Records from a data collection:

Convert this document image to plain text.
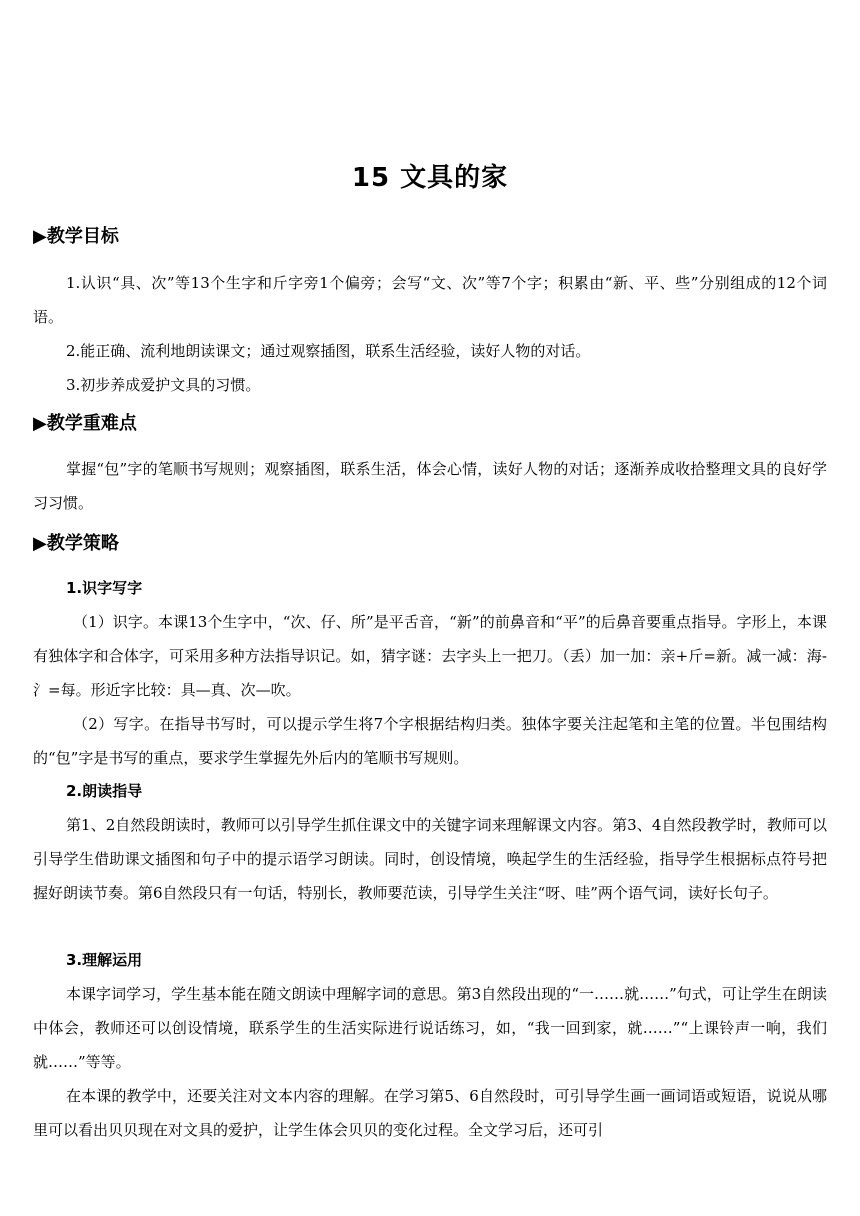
15 文具的家
▶教学目标

1.认识“具、次”等13个生字和斤字旁1个偏旁；会写“文、次”等7个字；积累由“新、平、些”分别组成的12个词语。

2.能正确、流利地朗读课文；通过观察插图，联系生活经验，读好人物的对话。

3.初步养成爱护文具的习惯。

▶教学重难点

掌握“包”字的笔顺书写规则；观察插图，联系生活，体会心情，读好人物的对话；逐渐养成收拾整理文具的良好学习习惯。

▶教学策略
1.识字写字

（1）识字。本课13个生字中，“次、仔、所”是平舌音，“新”的前鼻音和“平”的后鼻音要重点指导。字形上，本课有独体字和合体字，可采用多种方法指导识记。如，猜字谜：去字头上一把刀。（丢）加一加：亲+斤=新。减一减：海-氵=每。形近字比较：具—真、次—吹。

（2）写字。在指导书写时，可以提示学生将7个字根据结构归类。独体字要关注起笔和主笔的位置。半包围结构的“包”字是书写的重点，要求学生掌握先外后内的笔顺书写规则。

2.朗读指导

第1、2自然段朗读时，教师可以引导学生抓住课文中的关键字词来理解课文内容。第3、4自然段教学时，教师可以引导学生借助课文插图和句子中的提示语学习朗读。同时，创设情境，唤起学生的生活经验，指导学生根据标点符号把握好朗读节奏。第6自然段只有一句话，特别长，教师要范读，引导学生关注“呀、哇”两个语气词，读好长句子。

3.理解运用

本课字词学习，学生基本能在随文朗读中理解字词的意思。第3自然段出现的“一……就……”句式，可让学生在朗读中体会，教师还可以创设情境，联系学生的生活实际进行说话练习，如，“我一回到家，就……”“上课铃声一响，我们就……”等等。

在本课的教学中，还要关注对文本内容的理解。在学习第5、6自然段时，可引导学生画一画词语或短语，说说从哪里可以看出贝贝现在对文具的爱护，让学生体会贝贝的变化过程。全文学习后，还可引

## [Problem to solve]
Reproduce every line of the material precisely, omitting its pictures.

## [Right answer]
Convert this document image to plain text.
15 文具的家
▶教学目标

1.认识“具、次”等13个生字和斤字旁1个偏旁；会写“文、次”等7个字；积累由“新、平、些”分别组成的12个词语。

2.能正确、流利地朗读课文；通过观察插图，联系生活经验，读好人物的对话。

3.初步养成爱护文具的习惯。

▶教学重难点

掌握“包”字的笔顺书写规则；观察插图，联系生活，体会心情，读好人物的对话；逐渐养成收拾整理文具的良好学习习惯。

▶教学策略
1.识字写字

（1）识字。本课13个生字中，“次、仔、所”是平舌音，“新”的前鼻音和“平”的后鼻音要重点指导。字形上，本课有独体字和合体字，可采用多种方法指导识记。如，猜字谜：去字头上一把刀。（丢）加一加：亲+斤=新。减一减：海-氵=每。形近字比较：具—真、次—吹。

（2）写字。在指导书写时，可以提示学生将7个字根据结构归类。独体字要关注起笔和主笔的位置。半包围结构的“包”字是书写的重点，要求学生掌握先外后内的笔顺书写规则。

2.朗读指导

第1、2自然段朗读时，教师可以引导学生抓住课文中的关键字词来理解课文内容。第3、4自然段教学时，教师可以引导学生借助课文插图和句子中的提示语学习朗读。同时，创设情境，唤起学生的生活经验，指导学生根据标点符号把握好朗读节奏。第6自然段只有一句话，特别长，教师要范读，引导学生关注“呀、哇”两个语气词，读好长句子。

3.理解运用

本课字词学习，学生基本能在随文朗读中理解字词的意思。第3自然段出现的“一……就……”句式，可让学生在朗读中体会，教师还可以创设情境，联系学生的生活实际进行说话练习，如，“我一回到家，就……”“上课铃声一响，我们就……”等等。

在本课的教学中，还要关注对文本内容的理解。在学习第5、6自然段时，可引导学生画一画词语或短语，说说从哪里可以看出贝贝现在对文具的爱护，让学生体会贝贝的变化过程。全文学习后，还可引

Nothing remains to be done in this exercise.